==== Data excerpts

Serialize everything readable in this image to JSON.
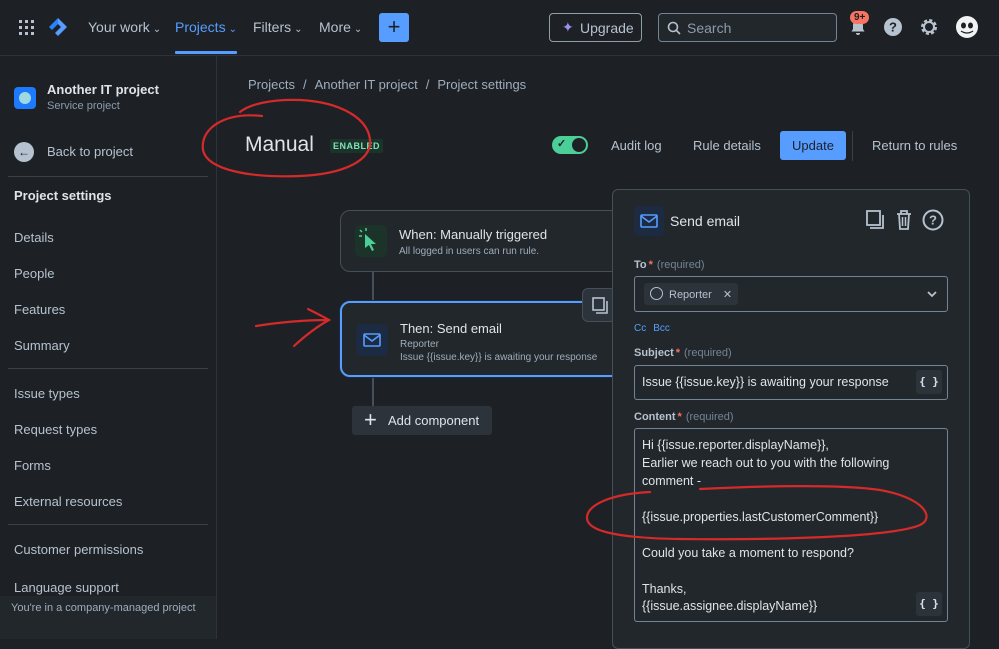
{
  "nav": {
    "your_work": "Your work",
    "projects": "Projects",
    "filters": "Filters",
    "more": "More",
    "create": "+",
    "upgrade": "Upgrade",
    "search_placeholder": "Search",
    "notifications_badge": "9+"
  },
  "sidebar": {
    "project_name": "Another IT project",
    "project_type": "Service project",
    "back_label": "Back to project",
    "heading": "Project settings",
    "items": [
      "Details",
      "People",
      "Features",
      "Summary",
      "Issue types",
      "Request types",
      "Forms",
      "External resources",
      "Customer permissions",
      "Language support"
    ],
    "footer": "You're in a company-managed project"
  },
  "breadcrumb": [
    "Projects",
    "Another IT project",
    "Project settings"
  ],
  "rule": {
    "title": "Manual",
    "status": "ENABLED",
    "audit_log": "Audit log",
    "rule_details": "Rule details",
    "update": "Update",
    "return_to_rules": "Return to rules"
  },
  "flow": {
    "trigger_title": "When: Manually triggered",
    "trigger_sub": "All logged in users can run rule.",
    "action_title": "Then: Send email",
    "action_sub1": "Reporter",
    "action_sub2": "Issue {{issue.key}} is awaiting your response",
    "add_component": "Add component"
  },
  "panel": {
    "title": "Send email",
    "to_label": "To",
    "required": "(required)",
    "to_chip": "Reporter",
    "cc": "Cc",
    "bcc": "Bcc",
    "subject_label": "Subject",
    "subject_value": "Issue {{issue.key}} is awaiting your response",
    "content_label": "Content",
    "brace": "{ }",
    "content_lines": [
      "Hi {{issue.reporter.displayName}},",
      "Earlier we reach out to you with the following",
      "comment -",
      "",
      "{{issue.properties.lastCustomerComment}}",
      "",
      "Could you take a moment to respond?",
      "",
      "Thanks,",
      "{{issue.assignee.displayName}}"
    ]
  },
  "colors": {
    "accent": "#579dff",
    "success": "#4bce97",
    "annotation": "#d42a2a"
  }
}
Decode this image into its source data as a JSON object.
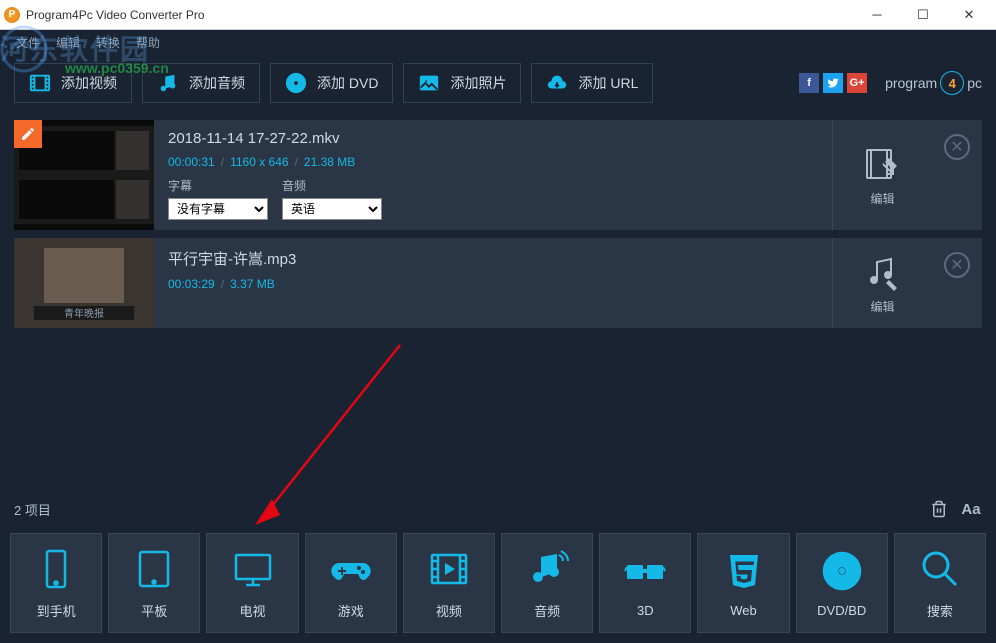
{
  "window": {
    "title": "Program4Pc Video Converter Pro"
  },
  "menu": {
    "file": "文件",
    "edit": "编辑",
    "convert": "转换",
    "help": "帮助"
  },
  "watermark": {
    "text": "河东软件园",
    "url": "www.pc0359.cn"
  },
  "toolbar": {
    "add_video": "添加视频",
    "add_audio": "添加音频",
    "add_dvd": "添加 DVD",
    "add_photo": "添加照片",
    "add_url": "添加 URL"
  },
  "brand": {
    "prefix": "program",
    "number": "4",
    "suffix": "pc"
  },
  "files": [
    {
      "title": "2018-11-14 17-27-22.mkv",
      "duration": "00:00:31",
      "dimensions": "1160 x 646",
      "size": "21.38 MB",
      "subtitle_label": "字幕",
      "subtitle_value": "没有字幕",
      "audio_label": "音频",
      "audio_value": "英语",
      "edit": "编辑"
    },
    {
      "title": "平行宇宙-许嵩.mp3",
      "duration": "00:03:29",
      "size": "3.37 MB",
      "edit": "编辑"
    }
  ],
  "status": {
    "count": "2 项目"
  },
  "tabs": {
    "phone": "到手机",
    "tablet": "平板",
    "tv": "电视",
    "game": "游戏",
    "video": "视频",
    "audio": "音频",
    "threed": "3D",
    "web": "Web",
    "dvd": "DVD/BD",
    "search": "搜索"
  }
}
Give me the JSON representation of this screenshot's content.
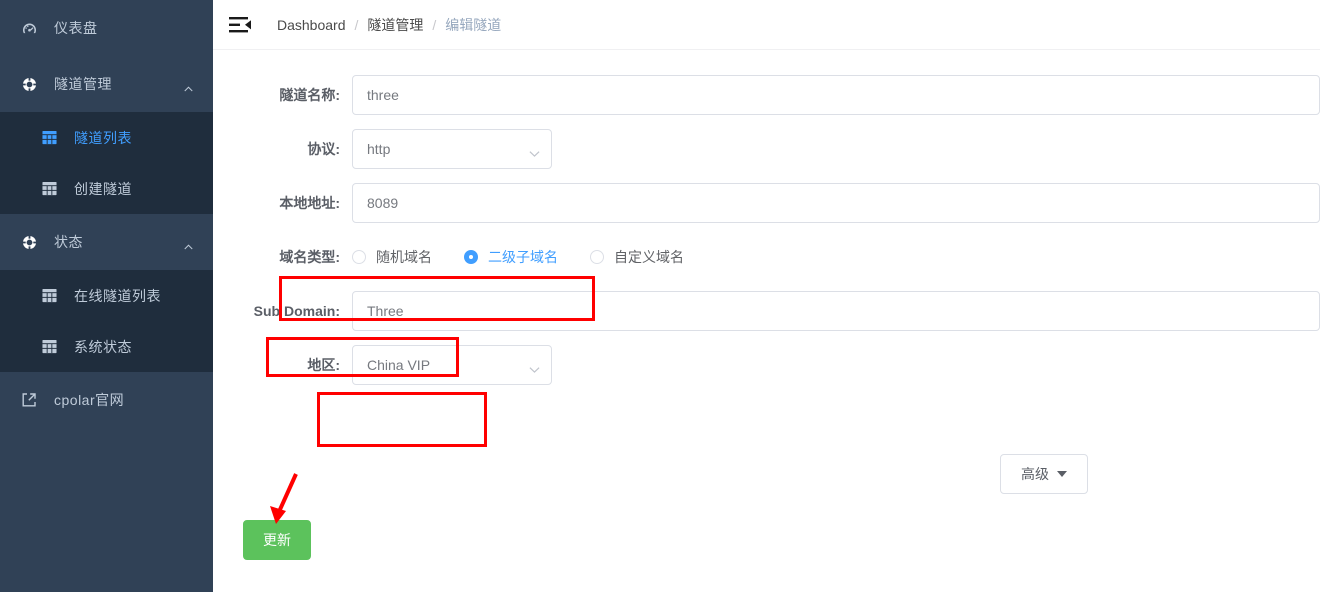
{
  "sidebar": {
    "items": [
      {
        "label": "仪表盘",
        "icon": "dashboard-gauge-icon",
        "type": "top",
        "active": false,
        "expandable": false
      },
      {
        "label": "隧道管理",
        "icon": "tunnel-compass-icon",
        "type": "top",
        "active": false,
        "expandable": true,
        "expanded": true
      },
      {
        "label": "隧道列表",
        "icon": "table-grid-icon",
        "type": "sub",
        "active": true
      },
      {
        "label": "创建隧道",
        "icon": "table-grid-icon",
        "type": "sub",
        "active": false
      },
      {
        "label": "状态",
        "icon": "status-compass-icon",
        "type": "top",
        "active": false,
        "expandable": true,
        "expanded": true
      },
      {
        "label": "在线隧道列表",
        "icon": "table-grid-icon",
        "type": "sub",
        "active": false
      },
      {
        "label": "系统状态",
        "icon": "table-grid-icon",
        "type": "sub",
        "active": false
      },
      {
        "label": "cpolar官网",
        "icon": "external-link-icon",
        "type": "top",
        "active": false,
        "expandable": false
      }
    ]
  },
  "navbar": {
    "menu_toggle_icon": "menu-fold-icon",
    "breadcrumb": [
      {
        "label": "Dashboard",
        "current": false
      },
      {
        "label": "隧道管理",
        "current": false
      },
      {
        "label": "编辑隧道",
        "current": true
      }
    ],
    "separator": "/"
  },
  "form": {
    "tunnel_name": {
      "label": "隧道名称:",
      "value": "three"
    },
    "protocol": {
      "label": "协议:",
      "value": "http",
      "caret_icon": "chevron-down-icon"
    },
    "local_address": {
      "label": "本地地址:",
      "value": "8089"
    },
    "domain_type": {
      "label": "域名类型:",
      "options": [
        {
          "label": "随机域名",
          "checked": false
        },
        {
          "label": "二级子域名",
          "checked": true
        },
        {
          "label": "自定义域名",
          "checked": false
        }
      ]
    },
    "sub_domain": {
      "label": "Sub Domain:",
      "value": "Three"
    },
    "region": {
      "label": "地区:",
      "value": "China VIP",
      "caret_icon": "chevron-down-icon"
    },
    "advanced_button": {
      "label": "高级",
      "caret_icon": "caret-down-icon"
    },
    "update_button": {
      "label": "更新"
    }
  },
  "colors": {
    "sidebar_bg": "#304156",
    "submenu_bg": "#1f2d3d",
    "accent_blue": "#409eff",
    "update_green": "#5cc25c",
    "annotation_red": "#ff0000",
    "label_text": "#5a5e66",
    "muted_text": "#97a8be"
  },
  "annotations": {
    "boxes": [
      {
        "target": "domain-type-row"
      },
      {
        "target": "sub-domain-row"
      },
      {
        "target": "region-row"
      }
    ],
    "arrow": {
      "target": "update-button",
      "color": "#ff0000"
    }
  }
}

========

#### [What this task involves]
The records above are to be quoted exactly, with all pictures left out.

#### [Solution below]
Serialize everything readable in this image to JSON.
{
  "nav": {
    "your_work": "Your work",
    "projects": "Projects",
    "filters": "Filters",
    "more": "More",
    "create": "+",
    "upgrade": "Upgrade",
    "search_placeholder": "Search",
    "notifications_badge": "9+"
  },
  "sidebar": {
    "project_name": "Another IT project",
    "project_type": "Service project",
    "back_label": "Back to project",
    "heading": "Project settings",
    "items": [
      "Details",
      "People",
      "Features",
      "Summary",
      "Issue types",
      "Request types",
      "Forms",
      "External resources",
      "Customer permissions",
      "Language support"
    ],
    "footer": "You're in a company-managed project"
  },
  "breadcrumb": [
    "Projects",
    "Another IT project",
    "Project settings"
  ],
  "rule": {
    "title": "Manual",
    "status": "ENABLED",
    "audit_log": "Audit log",
    "rule_details": "Rule details",
    "update": "Update",
    "return_to_rules": "Return to rules"
  },
  "flow": {
    "trigger_title": "When: Manually triggered",
    "trigger_sub": "All logged in users can run rule.",
    "action_title": "Then: Send email",
    "action_sub1": "Reporter",
    "action_sub2": "Issue {{issue.key}} is awaiting your response",
    "add_component": "Add component"
  },
  "panel": {
    "title": "Send email",
    "to_label": "To",
    "required": "(required)",
    "to_chip": "Reporter",
    "cc": "Cc",
    "bcc": "Bcc",
    "subject_label": "Subject",
    "subject_value": "Issue {{issue.key}} is awaiting your response",
    "content_label": "Content",
    "brace": "{ }",
    "content_lines": [
      "Hi {{issue.reporter.displayName}},",
      "Earlier we reach out to you with the following",
      "comment -",
      "",
      "{{issue.properties.lastCustomerComment}}",
      "",
      "Could you take a moment to respond?",
      "",
      "Thanks,",
      "{{issue.assignee.displayName}}"
    ]
  },
  "colors": {
    "accent": "#579dff",
    "success": "#4bce97",
    "annotation": "#d42a2a"
  }
}
Decode this image into its source data as a JSON object.
{
  "window": {
    "title": "Program4Pc Video Converter Pro"
  },
  "menu": {
    "file": "文件",
    "edit": "编辑",
    "convert": "转换",
    "help": "帮助"
  },
  "watermark": {
    "text": "河东软件园",
    "url": "www.pc0359.cn"
  },
  "toolbar": {
    "add_video": "添加视频",
    "add_audio": "添加音频",
    "add_dvd": "添加 DVD",
    "add_photo": "添加照片",
    "add_url": "添加 URL"
  },
  "brand": {
    "prefix": "program",
    "number": "4",
    "suffix": "pc"
  },
  "files": [
    {
      "title": "2018-11-14 17-27-22.mkv",
      "duration": "00:00:31",
      "dimensions": "1160 x 646",
      "size": "21.38 MB",
      "subtitle_label": "字幕",
      "subtitle_value": "没有字幕",
      "audio_label": "音频",
      "audio_value": "英语",
      "edit": "编辑"
    },
    {
      "title": "平行宇宙-许嵩.mp3",
      "duration": "00:03:29",
      "size": "3.37 MB",
      "edit": "编辑"
    }
  ],
  "status": {
    "count": "2 项目"
  },
  "tabs": {
    "phone": "到手机",
    "tablet": "平板",
    "tv": "电视",
    "game": "游戏",
    "video": "视频",
    "audio": "音频",
    "threed": "3D",
    "web": "Web",
    "dvd": "DVD/BD",
    "search": "搜索"
  }
}
Give me the JSON representation of this screenshot's content.
{
  "sidebar": {
    "items": [
      {
        "label": "仪表盘",
        "icon": "dashboard-gauge-icon",
        "type": "top",
        "active": false,
        "expandable": false
      },
      {
        "label": "隧道管理",
        "icon": "tunnel-compass-icon",
        "type": "top",
        "active": false,
        "expandable": true,
        "expanded": true
      },
      {
        "label": "隧道列表",
        "icon": "table-grid-icon",
        "type": "sub",
        "active": true
      },
      {
        "label": "创建隧道",
        "icon": "table-grid-icon",
        "type": "sub",
        "active": false
      },
      {
        "label": "状态",
        "icon": "status-compass-icon",
        "type": "top",
        "active": false,
        "expandable": true,
        "expanded": true
      },
      {
        "label": "在线隧道列表",
        "icon": "table-grid-icon",
        "type": "sub",
        "active": false
      },
      {
        "label": "系统状态",
        "icon": "table-grid-icon",
        "type": "sub",
        "active": false
      },
      {
        "label": "cpolar官网",
        "icon": "external-link-icon",
        "type": "top",
        "active": false,
        "expandable": false
      }
    ]
  },
  "navbar": {
    "menu_toggle_icon": "menu-fold-icon",
    "breadcrumb": [
      {
        "label": "Dashboard",
        "current": false
      },
      {
        "label": "隧道管理",
        "current": false
      },
      {
        "label": "编辑隧道",
        "current": true
      }
    ],
    "separator": "/"
  },
  "form": {
    "tunnel_name": {
      "label": "隧道名称:",
      "value": "three"
    },
    "protocol": {
      "label": "协议:",
      "value": "http",
      "caret_icon": "chevron-down-icon"
    },
    "local_address": {
      "label": "本地地址:",
      "value": "8089"
    },
    "domain_type": {
      "label": "域名类型:",
      "options": [
        {
          "label": "随机域名",
          "checked": false
        },
        {
          "label": "二级子域名",
          "checked": true
        },
        {
          "label": "自定义域名",
          "checked": false
        }
      ]
    },
    "sub_domain": {
      "label": "Sub Domain:",
      "value": "Three"
    },
    "region": {
      "label": "地区:",
      "value": "China VIP",
      "caret_icon": "chevron-down-icon"
    },
    "advanced_button": {
      "label": "高级",
      "caret_icon": "caret-down-icon"
    },
    "update_button": {
      "label": "更新"
    }
  },
  "colors": {
    "sidebar_bg": "#304156",
    "submenu_bg": "#1f2d3d",
    "accent_blue": "#409eff",
    "update_green": "#5cc25c",
    "annotation_red": "#ff0000",
    "label_text": "#5a5e66",
    "muted_text": "#97a8be"
  },
  "annotations": {
    "boxes": [
      {
        "target": "domain-type-row"
      },
      {
        "target": "sub-domain-row"
      },
      {
        "target": "region-row"
      }
    ],
    "arrow": {
      "target": "update-button",
      "color": "#ff0000"
    }
  }
}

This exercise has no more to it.